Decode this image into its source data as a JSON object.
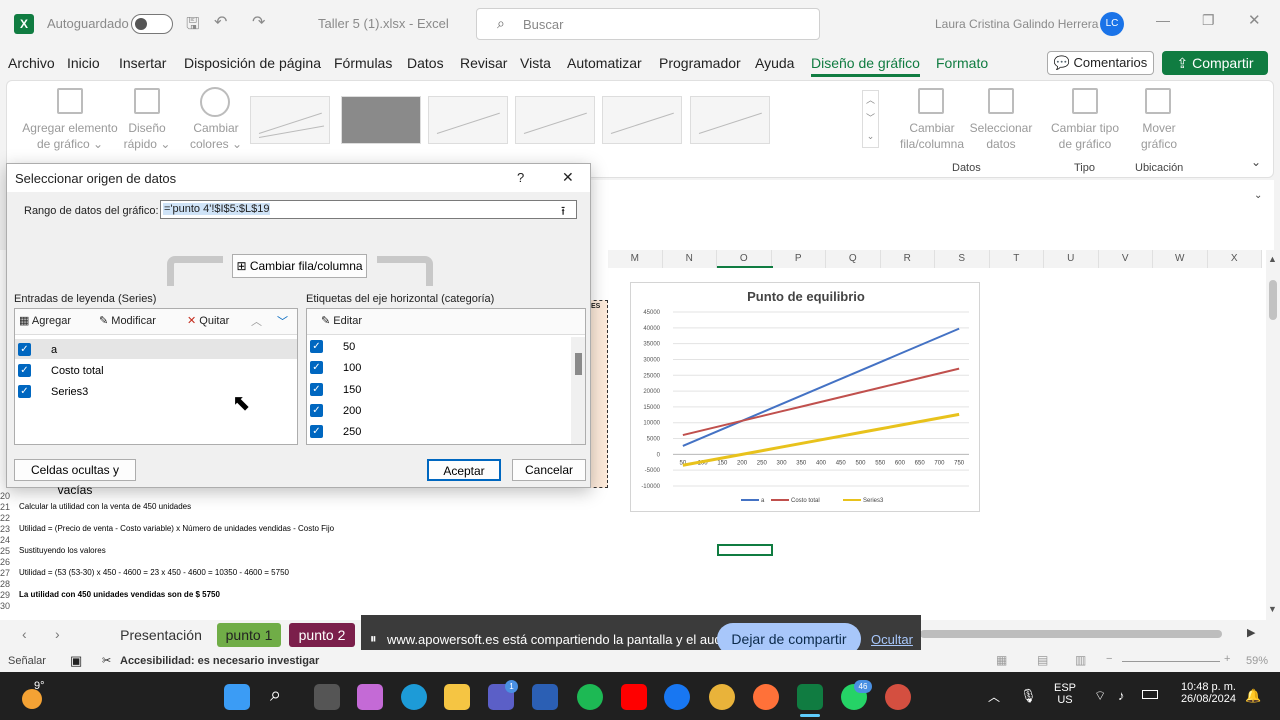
{
  "titlebar": {
    "autosave": "Autoguardado",
    "filename": "Taller 5 (1).xlsx",
    "app": "Excel",
    "search_placeholder": "Buscar",
    "user": "Laura Cristina Galindo Herrera",
    "initials": "LC"
  },
  "menu": [
    "Archivo",
    "Inicio",
    "Insertar",
    "Disposición de página",
    "Fórmulas",
    "Datos",
    "Revisar",
    "Vista",
    "Automatizar",
    "Programador",
    "Ayuda",
    "Diseño de gráfico",
    "Formato"
  ],
  "comments_label": "Comentarios",
  "share_label": "Compartir",
  "ribbon": {
    "add_element": "Agregar elemento",
    "add_element2": "de gráfico",
    "quick_layout": "Diseño",
    "quick_layout2": "rápido",
    "change_colors": "Cambiar",
    "change_colors2": "colores",
    "switch_row_col": "Cambiar",
    "switch_row_col2": "fila/columna",
    "select_data": "Seleccionar",
    "select_data2": "datos",
    "change_type": "Cambiar tipo",
    "change_type2": "de gráfico",
    "move_chart": "Mover",
    "move_chart2": "gráfico",
    "group_data": "Datos",
    "group_type": "Tipo",
    "group_location": "Ubicación"
  },
  "columns": [
    "M",
    "N",
    "O",
    "P",
    "Q",
    "R",
    "S",
    "T",
    "U",
    "V",
    "W",
    "X"
  ],
  "rows": [
    {
      "n": "20",
      "t": ""
    },
    {
      "n": "21",
      "t": "Calcular la utilidad con la venta de 450 unidades"
    },
    {
      "n": "22",
      "t": ""
    },
    {
      "n": "23",
      "t": "Utilidad = (Precio de venta - Costo variable) x Número de unidades vendidas - Costo Fijo"
    },
    {
      "n": "24",
      "t": ""
    },
    {
      "n": "25",
      "t": "Sustituyendo los valores"
    },
    {
      "n": "26",
      "t": ""
    },
    {
      "n": "27",
      "t": "Utilidad = (53   (53-30) x 450 - 4600 = 23 x 450 - 4600 = 10350 - 4600 = 5750"
    },
    {
      "n": "28",
      "t": ""
    },
    {
      "n": "29",
      "t": "La utilidad con 450 unidades vendidas son de $ 5750"
    },
    {
      "n": "30",
      "t": ""
    }
  ],
  "chart_data": {
    "type": "line",
    "title": "Punto de equilibrio",
    "x": [
      50,
      100,
      150,
      200,
      250,
      300,
      350,
      400,
      450,
      500,
      550,
      600,
      650,
      700,
      750
    ],
    "ylim": [
      -10000,
      45000
    ],
    "yticks": [
      -10000,
      -5000,
      0,
      5000,
      10000,
      15000,
      20000,
      25000,
      30000,
      35000,
      40000,
      45000
    ],
    "series": [
      {
        "name": "a",
        "color": "#4472c4",
        "values": [
          2650,
          5300,
          7950,
          10600,
          13250,
          15900,
          18550,
          21200,
          23850,
          26500,
          29150,
          31800,
          34450,
          37100,
          39750
        ]
      },
      {
        "name": "Costo total",
        "color": "#c0504d",
        "values": [
          6100,
          7600,
          9100,
          10600,
          12100,
          13600,
          15100,
          16600,
          18100,
          19600,
          21100,
          22600,
          24100,
          25600,
          27100
        ]
      },
      {
        "name": "Series3",
        "color": "#e8c21c",
        "values": [
          -3450,
          -2300,
          -1150,
          0,
          1150,
          2300,
          3450,
          4600,
          5750,
          6900,
          8050,
          9200,
          10350,
          11500,
          12650
        ]
      }
    ],
    "legend": "bottom"
  },
  "dialog": {
    "title": "Seleccionar origen de datos",
    "help": "?",
    "close": "✕",
    "range_label": "Rango de datos del gráfico:",
    "range_value": "='punto 4'!$I$5:$L$19",
    "switch_btn": "Cambiar fila/columna",
    "legend_label": "Entradas de leyenda (Series)",
    "add": "Agregar",
    "edit": "Modificar",
    "remove": "Quitar",
    "series": [
      "a",
      "Costo total",
      "Series3"
    ],
    "axis_label": "Etiquetas del eje horizontal (categoría)",
    "axis_edit": "Editar",
    "categories": [
      "50",
      "100",
      "150",
      "200",
      "250"
    ],
    "hidden_btn": "Celdas ocultas y vacías",
    "ok": "Aceptar",
    "cancel": "Cancelar"
  },
  "sheet_tabs": [
    "Presentación",
    "punto 1",
    "punto 2"
  ],
  "share_notice": {
    "text": "www.apowersoft.es está compartiendo la pantalla y el audio.",
    "stop": "Dejar de compartir",
    "hide": "Ocultar"
  },
  "status": {
    "mode": "Señalar",
    "accessibility": "Accesibilidad: es necesario investigar",
    "zoom": "59%"
  },
  "taskbar": {
    "temp": "9°",
    "lang1": "ESP",
    "lang2": "US",
    "time": "10:48 p. m.",
    "date": "26/08/2024",
    "badge_teams": "1",
    "badge_whatsapp": "46"
  }
}
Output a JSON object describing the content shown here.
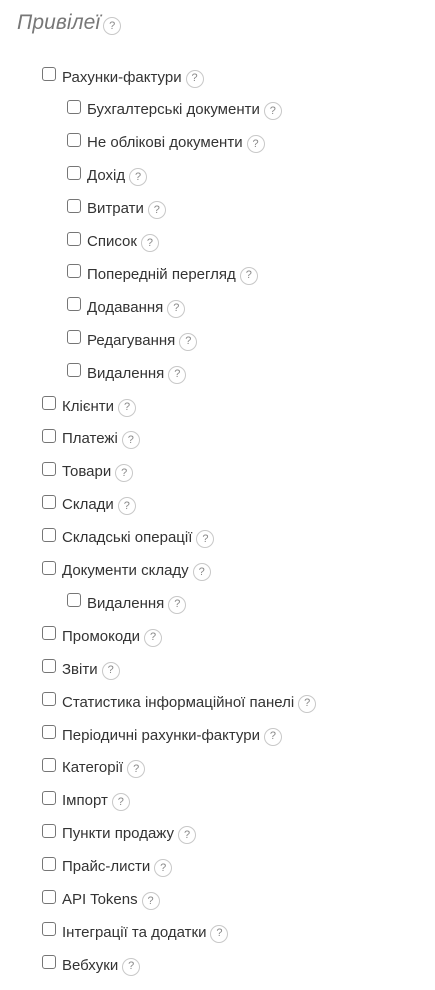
{
  "header": {
    "title": "Привілеї",
    "help_label": "?"
  },
  "privileges": [
    {
      "label": "Рахунки-фактури",
      "level": 1,
      "checked": false
    },
    {
      "label": "Бухгалтерські документи",
      "level": 2,
      "checked": false
    },
    {
      "label": "Не облікові документи",
      "level": 2,
      "checked": false
    },
    {
      "label": "Дохід",
      "level": 2,
      "checked": false
    },
    {
      "label": "Витрати",
      "level": 2,
      "checked": false
    },
    {
      "label": "Список",
      "level": 2,
      "checked": false
    },
    {
      "label": "Попередній перегляд",
      "level": 2,
      "checked": false
    },
    {
      "label": "Додавання",
      "level": 2,
      "checked": false
    },
    {
      "label": "Редагування",
      "level": 2,
      "checked": false
    },
    {
      "label": "Видалення",
      "level": 2,
      "checked": false
    },
    {
      "label": "Клієнти",
      "level": 1,
      "checked": false
    },
    {
      "label": "Платежі",
      "level": 1,
      "checked": false
    },
    {
      "label": "Товари",
      "level": 1,
      "checked": false
    },
    {
      "label": "Склади",
      "level": 1,
      "checked": false
    },
    {
      "label": "Складські операції",
      "level": 1,
      "checked": false
    },
    {
      "label": "Документи складу",
      "level": 1,
      "checked": false
    },
    {
      "label": "Видалення",
      "level": 2,
      "checked": false
    },
    {
      "label": "Промокоди",
      "level": 1,
      "checked": false
    },
    {
      "label": "Звіти",
      "level": 1,
      "checked": false
    },
    {
      "label": "Статистика інформаційної панелі",
      "level": 1,
      "checked": false
    },
    {
      "label": "Періодичні рахунки-фактури",
      "level": 1,
      "checked": false
    },
    {
      "label": "Категорії",
      "level": 1,
      "checked": false
    },
    {
      "label": "Імпорт",
      "level": 1,
      "checked": false
    },
    {
      "label": "Пункти продажу",
      "level": 1,
      "checked": false
    },
    {
      "label": "Прайс-листи",
      "level": 1,
      "checked": false
    },
    {
      "label": "API Tokens",
      "level": 1,
      "checked": false
    },
    {
      "label": "Інтеграції та додатки",
      "level": 1,
      "checked": false
    },
    {
      "label": "Вебхуки",
      "level": 1,
      "checked": false
    }
  ]
}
══════════════════════════════
■ Required work
Each entry above should be reproduced exactly, with the pictures removed.

■ Exercise output
Decode this image into its source data as a JSON object.
{
  "titlebar": {
    "autosave": "Autoguardado",
    "filename": "Taller 5 (1).xlsx",
    "app": "Excel",
    "search_placeholder": "Buscar",
    "user": "Laura Cristina Galindo Herrera",
    "initials": "LC"
  },
  "menu": [
    "Archivo",
    "Inicio",
    "Insertar",
    "Disposición de página",
    "Fórmulas",
    "Datos",
    "Revisar",
    "Vista",
    "Automatizar",
    "Programador",
    "Ayuda",
    "Diseño de gráfico",
    "Formato"
  ],
  "comments_label": "Comentarios",
  "share_label": "Compartir",
  "ribbon": {
    "add_element": "Agregar elemento",
    "add_element2": "de gráfico",
    "quick_layout": "Diseño",
    "quick_layout2": "rápido",
    "change_colors": "Cambiar",
    "change_colors2": "colores",
    "switch_row_col": "Cambiar",
    "switch_row_col2": "fila/columna",
    "select_data": "Seleccionar",
    "select_data2": "datos",
    "change_type": "Cambiar tipo",
    "change_type2": "de gráfico",
    "move_chart": "Mover",
    "move_chart2": "gráfico",
    "group_data": "Datos",
    "group_type": "Tipo",
    "group_location": "Ubicación"
  },
  "columns": [
    "M",
    "N",
    "O",
    "P",
    "Q",
    "R",
    "S",
    "T",
    "U",
    "V",
    "W",
    "X"
  ],
  "rows": [
    {
      "n": "20",
      "t": ""
    },
    {
      "n": "21",
      "t": "Calcular la utilidad con la venta de 450 unidades"
    },
    {
      "n": "22",
      "t": ""
    },
    {
      "n": "23",
      "t": "Utilidad = (Precio de venta - Costo variable) x Número de unidades vendidas - Costo Fijo"
    },
    {
      "n": "24",
      "t": ""
    },
    {
      "n": "25",
      "t": "Sustituyendo los valores"
    },
    {
      "n": "26",
      "t": ""
    },
    {
      "n": "27",
      "t": "Utilidad = (53   (53-30) x 450 - 4600 = 23 x 450 - 4600 = 10350 - 4600 = 5750"
    },
    {
      "n": "28",
      "t": ""
    },
    {
      "n": "29",
      "t": "La utilidad con 450 unidades vendidas son de $ 5750"
    },
    {
      "n": "30",
      "t": ""
    }
  ],
  "chart_data": {
    "type": "line",
    "title": "Punto de equilibrio",
    "x": [
      50,
      100,
      150,
      200,
      250,
      300,
      350,
      400,
      450,
      500,
      550,
      600,
      650,
      700,
      750
    ],
    "ylim": [
      -10000,
      45000
    ],
    "yticks": [
      -10000,
      -5000,
      0,
      5000,
      10000,
      15000,
      20000,
      25000,
      30000,
      35000,
      40000,
      45000
    ],
    "series": [
      {
        "name": "a",
        "color": "#4472c4",
        "values": [
          2650,
          5300,
          7950,
          10600,
          13250,
          15900,
          18550,
          21200,
          23850,
          26500,
          29150,
          31800,
          34450,
          37100,
          39750
        ]
      },
      {
        "name": "Costo total",
        "color": "#c0504d",
        "values": [
          6100,
          7600,
          9100,
          10600,
          12100,
          13600,
          15100,
          16600,
          18100,
          19600,
          21100,
          22600,
          24100,
          25600,
          27100
        ]
      },
      {
        "name": "Series3",
        "color": "#e8c21c",
        "values": [
          -3450,
          -2300,
          -1150,
          0,
          1150,
          2300,
          3450,
          4600,
          5750,
          6900,
          8050,
          9200,
          10350,
          11500,
          12650
        ]
      }
    ],
    "legend": "bottom"
  },
  "dialog": {
    "title": "Seleccionar origen de datos",
    "help": "?",
    "close": "✕",
    "range_label": "Rango de datos del gráfico:",
    "range_value": "='punto 4'!$I$5:$L$19",
    "switch_btn": "Cambiar fila/columna",
    "legend_label": "Entradas de leyenda (Series)",
    "add": "Agregar",
    "edit": "Modificar",
    "remove": "Quitar",
    "series": [
      "a",
      "Costo total",
      "Series3"
    ],
    "axis_label": "Etiquetas del eje horizontal (categoría)",
    "axis_edit": "Editar",
    "categories": [
      "50",
      "100",
      "150",
      "200",
      "250"
    ],
    "hidden_btn": "Celdas ocultas y vacías",
    "ok": "Aceptar",
    "cancel": "Cancelar"
  },
  "sheet_tabs": [
    "Presentación",
    "punto 1",
    "punto 2"
  ],
  "share_notice": {
    "text": "www.apowersoft.es está compartiendo la pantalla y el audio.",
    "stop": "Dejar de compartir",
    "hide": "Ocultar"
  },
  "status": {
    "mode": "Señalar",
    "accessibility": "Accesibilidad: es necesario investigar",
    "zoom": "59%"
  },
  "taskbar": {
    "temp": "9°",
    "lang1": "ESP",
    "lang2": "US",
    "time": "10:48 p. m.",
    "date": "26/08/2024",
    "badge_teams": "1",
    "badge_whatsapp": "46"
  }
}
Output a JSON object describing the content shown here.
{
  "header": {
    "title": "Привілеї",
    "help_label": "?"
  },
  "privileges": [
    {
      "label": "Рахунки-фактури",
      "level": 1,
      "checked": false
    },
    {
      "label": "Бухгалтерські документи",
      "level": 2,
      "checked": false
    },
    {
      "label": "Не облікові документи",
      "level": 2,
      "checked": false
    },
    {
      "label": "Дохід",
      "level": 2,
      "checked": false
    },
    {
      "label": "Витрати",
      "level": 2,
      "checked": false
    },
    {
      "label": "Список",
      "level": 2,
      "checked": false
    },
    {
      "label": "Попередній перегляд",
      "level": 2,
      "checked": false
    },
    {
      "label": "Додавання",
      "level": 2,
      "checked": false
    },
    {
      "label": "Редагування",
      "level": 2,
      "checked": false
    },
    {
      "label": "Видалення",
      "level": 2,
      "checked": false
    },
    {
      "label": "Клієнти",
      "level": 1,
      "checked": false
    },
    {
      "label": "Платежі",
      "level": 1,
      "checked": false
    },
    {
      "label": "Товари",
      "level": 1,
      "checked": false
    },
    {
      "label": "Склади",
      "level": 1,
      "checked": false
    },
    {
      "label": "Складські операції",
      "level": 1,
      "checked": false
    },
    {
      "label": "Документи складу",
      "level": 1,
      "checked": false
    },
    {
      "label": "Видалення",
      "level": 2,
      "checked": false
    },
    {
      "label": "Промокоди",
      "level": 1,
      "checked": false
    },
    {
      "label": "Звіти",
      "level": 1,
      "checked": false
    },
    {
      "label": "Статистика інформаційної панелі",
      "level": 1,
      "checked": false
    },
    {
      "label": "Періодичні рахунки-фактури",
      "level": 1,
      "checked": false
    },
    {
      "label": "Категорії",
      "level": 1,
      "checked": false
    },
    {
      "label": "Імпорт",
      "level": 1,
      "checked": false
    },
    {
      "label": "Пункти продажу",
      "level": 1,
      "checked": false
    },
    {
      "label": "Прайс-листи",
      "level": 1,
      "checked": false
    },
    {
      "label": "API Tokens",
      "level": 1,
      "checked": false
    },
    {
      "label": "Інтеграції та додатки",
      "level": 1,
      "checked": false
    },
    {
      "label": "Вебхуки",
      "level": 1,
      "checked": false
    }
  ]
}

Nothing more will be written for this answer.